[Data records]
● ● ● ● ● ● ●

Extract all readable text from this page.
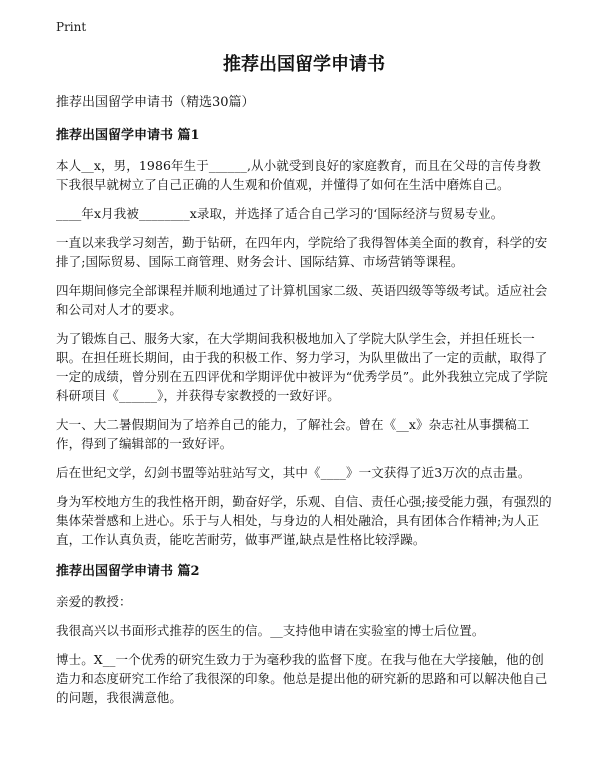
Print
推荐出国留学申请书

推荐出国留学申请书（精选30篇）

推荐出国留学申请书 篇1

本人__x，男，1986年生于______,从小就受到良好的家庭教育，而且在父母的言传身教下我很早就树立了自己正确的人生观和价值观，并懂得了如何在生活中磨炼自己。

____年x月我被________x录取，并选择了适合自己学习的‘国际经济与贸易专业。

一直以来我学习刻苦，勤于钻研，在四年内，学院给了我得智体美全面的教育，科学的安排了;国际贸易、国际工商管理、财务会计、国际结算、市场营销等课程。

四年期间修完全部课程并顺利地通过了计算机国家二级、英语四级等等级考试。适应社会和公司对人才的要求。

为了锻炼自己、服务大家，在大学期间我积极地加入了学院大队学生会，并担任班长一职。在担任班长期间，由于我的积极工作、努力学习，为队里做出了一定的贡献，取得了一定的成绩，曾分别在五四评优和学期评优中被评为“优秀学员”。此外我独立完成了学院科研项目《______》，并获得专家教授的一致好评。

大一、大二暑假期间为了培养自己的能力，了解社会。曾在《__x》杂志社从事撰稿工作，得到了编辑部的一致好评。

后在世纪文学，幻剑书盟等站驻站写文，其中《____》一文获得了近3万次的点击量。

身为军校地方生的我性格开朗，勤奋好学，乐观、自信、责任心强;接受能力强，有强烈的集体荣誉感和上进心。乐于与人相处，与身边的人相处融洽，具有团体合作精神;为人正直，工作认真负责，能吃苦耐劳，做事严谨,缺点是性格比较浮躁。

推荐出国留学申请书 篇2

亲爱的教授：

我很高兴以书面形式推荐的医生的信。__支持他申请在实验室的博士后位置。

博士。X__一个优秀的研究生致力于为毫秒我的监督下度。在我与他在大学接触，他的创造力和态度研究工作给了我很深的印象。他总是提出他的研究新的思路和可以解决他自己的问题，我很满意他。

● ● ● ● ● ● ●

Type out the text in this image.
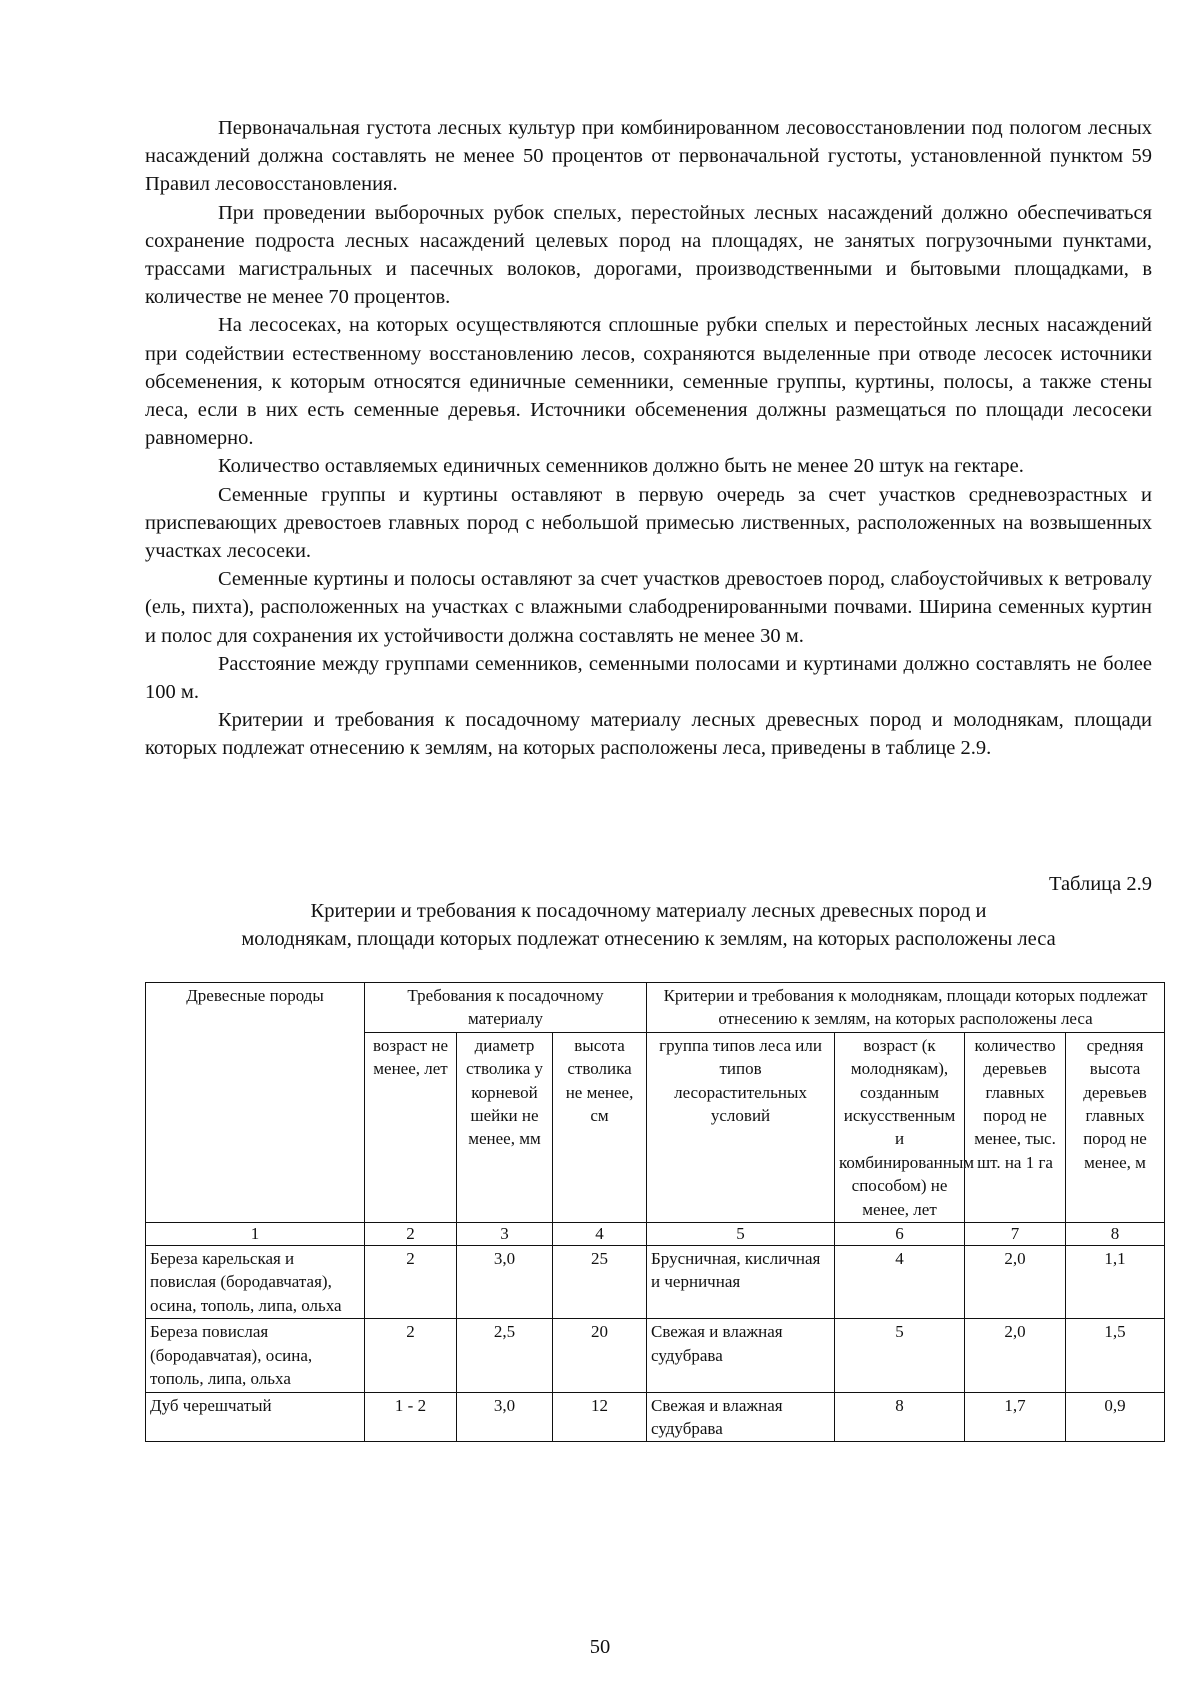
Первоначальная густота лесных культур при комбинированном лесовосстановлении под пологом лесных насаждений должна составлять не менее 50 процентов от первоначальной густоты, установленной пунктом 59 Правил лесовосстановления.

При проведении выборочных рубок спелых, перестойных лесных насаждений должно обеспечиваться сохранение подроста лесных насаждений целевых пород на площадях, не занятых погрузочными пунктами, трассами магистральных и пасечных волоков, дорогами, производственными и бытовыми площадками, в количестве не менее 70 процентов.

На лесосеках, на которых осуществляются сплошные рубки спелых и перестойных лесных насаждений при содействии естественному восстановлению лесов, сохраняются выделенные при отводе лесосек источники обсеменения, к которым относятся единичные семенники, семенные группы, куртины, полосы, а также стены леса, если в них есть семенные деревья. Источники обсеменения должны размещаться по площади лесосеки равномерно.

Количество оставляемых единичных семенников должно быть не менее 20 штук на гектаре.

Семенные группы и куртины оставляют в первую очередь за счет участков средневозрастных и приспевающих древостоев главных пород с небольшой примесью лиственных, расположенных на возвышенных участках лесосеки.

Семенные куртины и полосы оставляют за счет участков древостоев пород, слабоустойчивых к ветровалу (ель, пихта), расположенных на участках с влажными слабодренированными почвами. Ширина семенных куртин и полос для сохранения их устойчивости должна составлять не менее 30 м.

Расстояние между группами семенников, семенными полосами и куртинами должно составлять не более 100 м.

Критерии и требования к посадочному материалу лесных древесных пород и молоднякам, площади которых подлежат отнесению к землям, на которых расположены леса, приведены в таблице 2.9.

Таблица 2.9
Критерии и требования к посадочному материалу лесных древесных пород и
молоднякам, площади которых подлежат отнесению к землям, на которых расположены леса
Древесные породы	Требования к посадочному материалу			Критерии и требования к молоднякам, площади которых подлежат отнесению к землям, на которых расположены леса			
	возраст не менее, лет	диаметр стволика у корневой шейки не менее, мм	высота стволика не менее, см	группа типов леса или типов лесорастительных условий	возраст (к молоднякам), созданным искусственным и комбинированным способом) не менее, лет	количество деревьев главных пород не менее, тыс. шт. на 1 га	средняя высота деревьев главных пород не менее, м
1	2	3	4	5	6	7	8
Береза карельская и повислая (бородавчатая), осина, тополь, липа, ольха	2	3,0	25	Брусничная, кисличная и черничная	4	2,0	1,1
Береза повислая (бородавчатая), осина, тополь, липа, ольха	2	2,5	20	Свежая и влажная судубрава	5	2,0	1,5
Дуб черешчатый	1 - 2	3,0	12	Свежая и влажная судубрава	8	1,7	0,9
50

● ● ● ● ● ● ●

▶ [Exercise] Look through the listing above. Pick out each line with "липа" and copy it.

▶ [Expected answer]
Береза карельская и повислая (бородавчатая), осина, тополь, липа, ольха	2	3,0	25	Брусничная, кисличная и черничная	4	2,0	1,1
Береза повислая (бородавчатая), осина, тополь, липа, ольха	2	2,5	20	Свежая и влажная судубрава	5	2,0	1,5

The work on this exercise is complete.